### [OBJECTIVE]
Render the lines from the one that contains "number-list-button[interactable] <box>127 254" through the one that contains "variables-row: Add Variables" as a numbered list, omitting any blank lines.

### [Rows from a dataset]
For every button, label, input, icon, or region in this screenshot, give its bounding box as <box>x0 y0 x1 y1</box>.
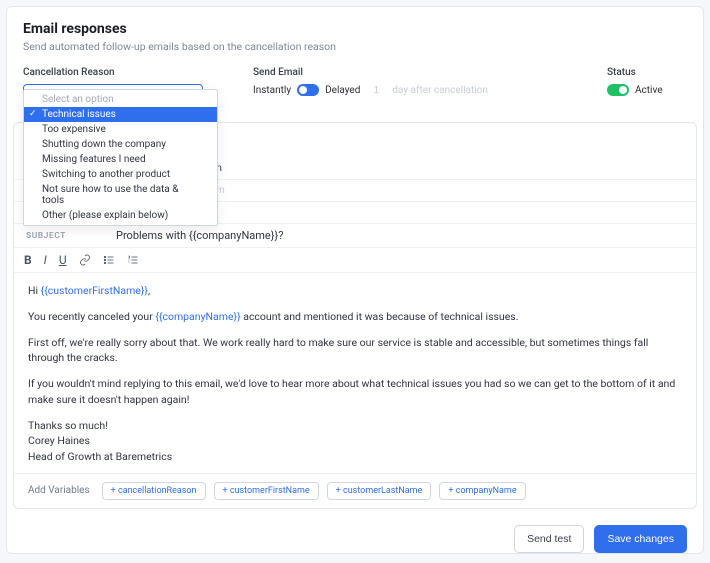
number-list-button[interactable] <box>127 254 139 266</box>
underline-button[interactable]: U <box>59 253 67 267</box>
greeting-post: , <box>148 284 150 297</box>
subject-value[interactable]: Problems with {{companyName}}? <box>116 229 283 242</box>
page-subtitle: Send automated follow-up emails based on… <box>23 40 687 53</box>
days-suffix: day after cancellation <box>392 85 488 96</box>
reason-option-placeholder[interactable]: Select an option <box>24 92 217 107</box>
signature-name: Corey Haines <box>28 434 90 447</box>
days-input[interactable] <box>366 85 386 96</box>
chip-cancellation-reason[interactable]: + cancellationReason <box>102 482 206 500</box>
variables-row: Add Variables + cancellationReason + cus… <box>14 473 696 508</box>
p1-pre: You recently canceled your <box>28 310 155 323</box>
link-icon <box>79 254 91 266</box>
reason-option-other[interactable]: Other (please explain below) <box>24 208 217 223</box>
subject-row: SUBJECT Problems with {{companyName}}? <box>14 224 696 248</box>
signature-role: Head of Growth at Baremetrics <box>28 450 172 463</box>
reason-option-switching[interactable]: Switching to another product <box>24 167 217 182</box>
p2: First off, we're really sorry about that… <box>28 335 682 367</box>
reason-label: Cancellation Reason <box>23 67 223 78</box>
reason-dropdown: Select an option Technical issues Too ex… <box>23 89 218 226</box>
thanks-line: Thanks so much! <box>28 419 108 432</box>
p3: If you wouldn't mind replying to this em… <box>28 376 682 408</box>
reason-option-expensive[interactable]: Too expensive <box>24 122 217 137</box>
bullet-list-icon <box>103 254 115 266</box>
greeting-token: {{customerFirstName}} <box>41 284 148 297</box>
p1-token: {{companyName}} <box>155 310 240 323</box>
send-label: Send Email <box>253 67 577 78</box>
send-column: Send Email Instantly Delayed day after c… <box>253 67 577 106</box>
footer-actions: Send test Save changes <box>7 515 703 563</box>
send-delayed-label: Delayed <box>325 85 360 96</box>
email-body[interactable]: Hi {{customerFirstName}}, You recently c… <box>14 273 696 473</box>
number-list-icon <box>127 254 139 266</box>
save-changes-button[interactable]: Save changes <box>594 525 687 553</box>
page-title: Email responses <box>23 21 687 37</box>
status-label: Status <box>607 67 687 78</box>
send-instantly-label: Instantly <box>253 85 291 96</box>
variables-label: Add Variables <box>28 485 90 496</box>
italic-button[interactable]: I <box>44 253 47 267</box>
email-responses-card: Email responses Send automated follow-up… <box>6 6 704 554</box>
header: Email responses Send automated follow-up… <box>7 7 703 63</box>
status-text: Active <box>635 85 663 96</box>
link-button[interactable] <box>79 254 91 266</box>
controls-row: Cancellation Reason Select an option Tec… <box>7 63 703 116</box>
chip-company-name[interactable]: + companyName <box>439 482 525 500</box>
bullet-list-button[interactable] <box>103 254 115 266</box>
reason-option-technical[interactable]: Technical issues <box>24 107 217 122</box>
reason-option-shutdown[interactable]: Shutting down the company <box>24 137 217 152</box>
send-mode-toggle[interactable] <box>297 84 319 96</box>
reason-option-missing[interactable]: Missing features I need <box>24 152 217 167</box>
status-column: Status Active <box>607 67 687 106</box>
status-toggle[interactable] <box>607 84 629 96</box>
editor-toolbar: B I U <box>14 248 696 273</box>
greeting-pre: Hi <box>28 284 41 297</box>
bold-button[interactable]: B <box>24 253 32 267</box>
send-test-button[interactable]: Send test <box>514 525 584 553</box>
p1-post: account and mentioned it was because of … <box>241 310 519 323</box>
chip-customer-first-name[interactable]: + customerFirstName <box>214 482 319 500</box>
chip-customer-last-name[interactable]: + customerLastName <box>327 482 432 500</box>
reason-column: Cancellation Reason Select an option Tec… <box>23 67 223 106</box>
reason-option-notsure[interactable]: Not sure how to use the data & tools <box>24 182 217 208</box>
subject-label: SUBJECT <box>26 231 106 241</box>
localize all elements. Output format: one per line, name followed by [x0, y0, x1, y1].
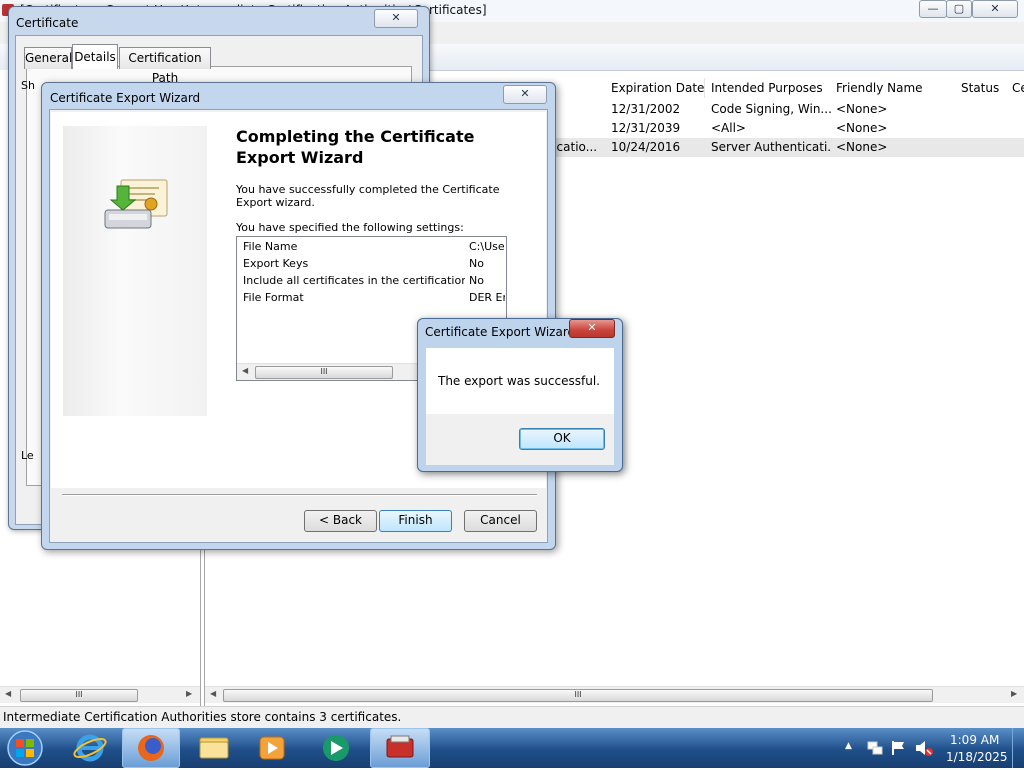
setting-name: File Format	[243, 291, 304, 304]
certificate-close-button[interactable]: ✕	[374, 9, 418, 28]
action-center-flag-icon[interactable]	[890, 739, 908, 757]
table-row[interactable]: ficatio... 10/24/2016 Server Authenticat…	[543, 138, 1024, 157]
taskbar: ▲ 1:09 AM 1/18/2025	[0, 728, 1024, 768]
status-bar: Intermediate Certification Authorities s…	[0, 706, 1024, 729]
folder-icon	[199, 737, 229, 759]
settings-row: File Format DER En	[243, 291, 505, 308]
status-text: Intermediate Certification Authorities s…	[3, 710, 402, 724]
taskbar-internet-explorer[interactable]	[64, 729, 116, 767]
list-scroll-left-arrow-icon[interactable]: ◀	[210, 689, 216, 698]
minimize-button[interactable]: —	[919, 0, 947, 18]
network-icon[interactable]	[866, 739, 884, 757]
back-button[interactable]: < Back	[304, 510, 377, 532]
media-center-icon	[323, 735, 349, 761]
certificate-dialog-title: Certificate	[16, 16, 79, 30]
maximize-button[interactable]: ▢	[946, 0, 972, 18]
row-friendly-name: <None>	[836, 121, 888, 135]
settings-label: You have specified the following setting…	[236, 221, 464, 234]
toolbox-icon	[386, 735, 414, 758]
wizard-success-text: You have successfully completed the Cert…	[236, 183, 500, 209]
finish-button[interactable]: Finish	[379, 510, 452, 532]
settings-scroll-left-arrow-icon[interactable]: ◀	[242, 366, 248, 375]
scroll-right-arrow-icon[interactable]: ▶	[186, 689, 192, 698]
wizard-title: Certificate Export Wizard	[50, 91, 201, 105]
table-row[interactable]: 12/31/2002 Code Signing, Win... <None>	[555, 100, 1024, 119]
table-row[interactable]: 12/31/2039 <All> <None>	[555, 119, 1024, 138]
row-purposes: Server Authenticati...	[711, 140, 831, 154]
clock-date[interactable]: 1/18/2025	[946, 750, 1008, 764]
learn-more-fragment: Le	[21, 449, 34, 462]
start-button[interactable]	[4, 729, 46, 767]
show-desktop-button[interactable]	[1012, 728, 1024, 768]
settings-scroll-thumb[interactable]: III	[255, 366, 393, 379]
setting-name: Include all certificates in the certific…	[243, 274, 465, 287]
taskbar-explorer[interactable]	[188, 729, 240, 767]
row-friendly-name: <None>	[836, 102, 888, 116]
list-scroll-right-arrow-icon[interactable]: ▶	[1011, 689, 1017, 698]
export-success-message-box: Certificate Export Wizard ✕ The export w…	[417, 318, 623, 472]
taskbar-firefox[interactable]	[122, 728, 180, 768]
column-header-friendly-name[interactable]: Friendly Name	[830, 78, 956, 98]
column-header-certificate-template[interactable]: Ce	[1006, 78, 1024, 98]
row-purposes: Code Signing, Win...	[711, 102, 831, 116]
list-horizontal-scrollbar[interactable]: ◀ III ▶	[205, 686, 1024, 703]
column-header-expiration-date[interactable]: Expiration Date	[605, 78, 705, 98]
taskbar-media-player[interactable]	[246, 729, 298, 767]
message-box-title: Certificate Export Wizard	[425, 325, 576, 339]
setting-value: C:\Use	[469, 240, 505, 253]
setting-value: DER En	[469, 291, 505, 304]
show-label-fragment: Sh	[21, 79, 35, 92]
volume-muted-icon[interactable]	[914, 739, 934, 757]
row-purposes: <All>	[711, 121, 746, 135]
tab-general[interactable]: General	[24, 47, 72, 69]
setting-value: No	[469, 274, 484, 287]
tab-details[interactable]: Details	[72, 44, 118, 69]
message-button-area: OK	[426, 414, 614, 465]
setting-value: No	[469, 257, 484, 270]
wizard-close-button[interactable]: ✕	[503, 85, 547, 104]
certificate-export-icon	[104, 179, 168, 229]
tree-horizontal-scrollbar[interactable]: ◀ III ▶	[0, 686, 200, 703]
settings-row: Include all certificates in the certific…	[243, 274, 505, 291]
firefox-icon	[138, 735, 164, 761]
settings-row: File Name C:\Use	[243, 240, 505, 257]
show-hidden-icons-arrow[interactable]: ▲	[845, 741, 852, 751]
setting-name: File Name	[243, 240, 298, 253]
column-header-status[interactable]: Status	[955, 78, 1012, 98]
clock-time[interactable]: 1:09 AM	[950, 733, 999, 747]
tab-certification-path[interactable]: Certification Path	[119, 47, 211, 85]
tree-scroll-thumb[interactable]: III	[20, 689, 138, 702]
row-issued-fragment: ficatio...	[549, 140, 598, 154]
taskbar-media-center[interactable]	[310, 729, 362, 767]
main-close-button[interactable]: ✕	[972, 0, 1018, 18]
settings-row: Export Keys No	[243, 257, 505, 274]
internet-explorer-icon	[73, 734, 107, 762]
list-scroll-thumb[interactable]: III	[223, 689, 933, 702]
row-expiration: 12/31/2002	[611, 102, 681, 116]
wizard-heading: Completing the Certificate Export Wizard	[236, 127, 475, 167]
row-expiration: 10/24/2016	[611, 140, 681, 154]
taskbar-certificate-manager[interactable]	[370, 728, 430, 768]
message-body: The export was successful.	[426, 348, 614, 414]
column-header-intended-purposes[interactable]: Intended Purposes	[705, 78, 831, 98]
row-friendly-name: <None>	[836, 140, 888, 154]
windows-logo-icon	[7, 730, 43, 766]
cancel-button[interactable]: Cancel	[464, 510, 537, 532]
wizard-side-graphic	[63, 126, 207, 416]
ok-button[interactable]: OK	[519, 428, 605, 450]
message-text: The export was successful.	[438, 374, 600, 388]
certificate-export-wizard: Certificate Export Wizard ✕ Completing t…	[41, 82, 556, 550]
media-player-icon	[259, 736, 285, 760]
scroll-left-arrow-icon[interactable]: ◀	[5, 689, 11, 698]
message-box-close-button[interactable]: ✕	[569, 319, 615, 338]
row-expiration: 12/31/2039	[611, 121, 681, 135]
wizard-divider	[62, 494, 537, 496]
setting-name: Export Keys	[243, 257, 309, 270]
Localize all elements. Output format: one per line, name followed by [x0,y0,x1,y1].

### [COMPLETED EXERCISE]
1. number-list-button[interactable] <box>127 254 139 266</box>
2. underline-button[interactable]: U <box>59 253 67 267</box>
3. greeting-post: , <box>148 284 150 297</box>
4. subject-value[interactable]: Problems with {{companyName}}? <box>116 229 283 242</box>
5. page-subtitle: Send automated follow-up emails based on… <box>23 40 687 53</box>
6. days-suffix: day after cancellation <box>392 85 488 96</box>
7. reason-option-placeholder[interactable]: Select an option <box>24 92 217 107</box>
8. signature-name: Corey Haines <box>28 434 90 447</box>
9. days-input[interactable] <box>366 85 386 96</box>
10. chip-cancellation-reason[interactable]: + cancellationReason <box>102 482 206 500</box>
11. variables-row: Add Variables + cancellationReason + cus… <box>14 473 696 508</box>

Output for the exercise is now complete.